----- PROVIDED RECORDS -----

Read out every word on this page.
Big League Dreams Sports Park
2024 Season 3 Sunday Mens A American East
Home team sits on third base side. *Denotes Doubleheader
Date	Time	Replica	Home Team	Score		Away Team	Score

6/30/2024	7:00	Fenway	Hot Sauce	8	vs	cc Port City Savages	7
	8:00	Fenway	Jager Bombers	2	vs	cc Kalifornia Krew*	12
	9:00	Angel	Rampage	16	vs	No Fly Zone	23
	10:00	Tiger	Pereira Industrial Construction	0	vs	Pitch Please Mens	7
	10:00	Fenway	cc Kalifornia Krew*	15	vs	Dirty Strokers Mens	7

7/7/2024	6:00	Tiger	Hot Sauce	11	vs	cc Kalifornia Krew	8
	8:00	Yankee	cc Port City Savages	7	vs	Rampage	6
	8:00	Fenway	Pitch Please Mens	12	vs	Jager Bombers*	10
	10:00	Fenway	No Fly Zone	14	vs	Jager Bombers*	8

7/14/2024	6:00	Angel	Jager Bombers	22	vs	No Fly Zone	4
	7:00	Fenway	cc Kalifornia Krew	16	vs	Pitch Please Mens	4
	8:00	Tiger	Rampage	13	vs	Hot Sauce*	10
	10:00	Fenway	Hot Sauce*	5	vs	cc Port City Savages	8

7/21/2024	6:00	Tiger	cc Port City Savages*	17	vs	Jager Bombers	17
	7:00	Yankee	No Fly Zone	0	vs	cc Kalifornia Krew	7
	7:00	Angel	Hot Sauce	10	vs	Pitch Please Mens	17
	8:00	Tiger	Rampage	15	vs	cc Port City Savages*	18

-----

Extract the full set of entries word for word.

TASK RESPONSE ::
Read out every word on this page.
Big League Dreams Sports Park
2024 Season 3 Sunday Mens A American East
Home team sits on third base side. *Denotes Doubleheader
Date	Time	Replica	Home Team	Score		Away Team	Score

6/30/2024	7:00	Fenway	Hot Sauce	8	vs	cc Port City Savages	7
	8:00	Fenway	Jager Bombers	2	vs	cc Kalifornia Krew*	12
	9:00	Angel	Rampage	16	vs	No Fly Zone	23
	10:00	Tiger	Pereira Industrial Construction	0	vs	Pitch Please Mens	7
	10:00	Fenway	cc Kalifornia Krew*	15	vs	Dirty Strokers Mens	7

7/7/2024	6:00	Tiger	Hot Sauce	11	vs	cc Kalifornia Krew	8
	8:00	Yankee	cc Port City Savages	7	vs	Rampage	6
	8:00	Fenway	Pitch Please Mens	12	vs	Jager Bombers*	10
	10:00	Fenway	No Fly Zone	14	vs	Jager Bombers*	8

7/14/2024	6:00	Angel	Jager Bombers	22	vs	No Fly Zone	4
	7:00	Fenway	cc Kalifornia Krew	16	vs	Pitch Please Mens	4
	8:00	Tiger	Rampage	13	vs	Hot Sauce*	10
	10:00	Fenway	Hot Sauce*	5	vs	cc Port City Savages	8

7/21/2024	6:00	Tiger	cc Port City Savages*	17	vs	Jager Bombers	17
	7:00	Yankee	No Fly Zone	0	vs	cc Kalifornia Krew	7
	7:00	Angel	Hot Sauce	10	vs	Pitch Please Mens	17
	8:00	Tiger	Rampage	15	vs	cc Port City Savages*	18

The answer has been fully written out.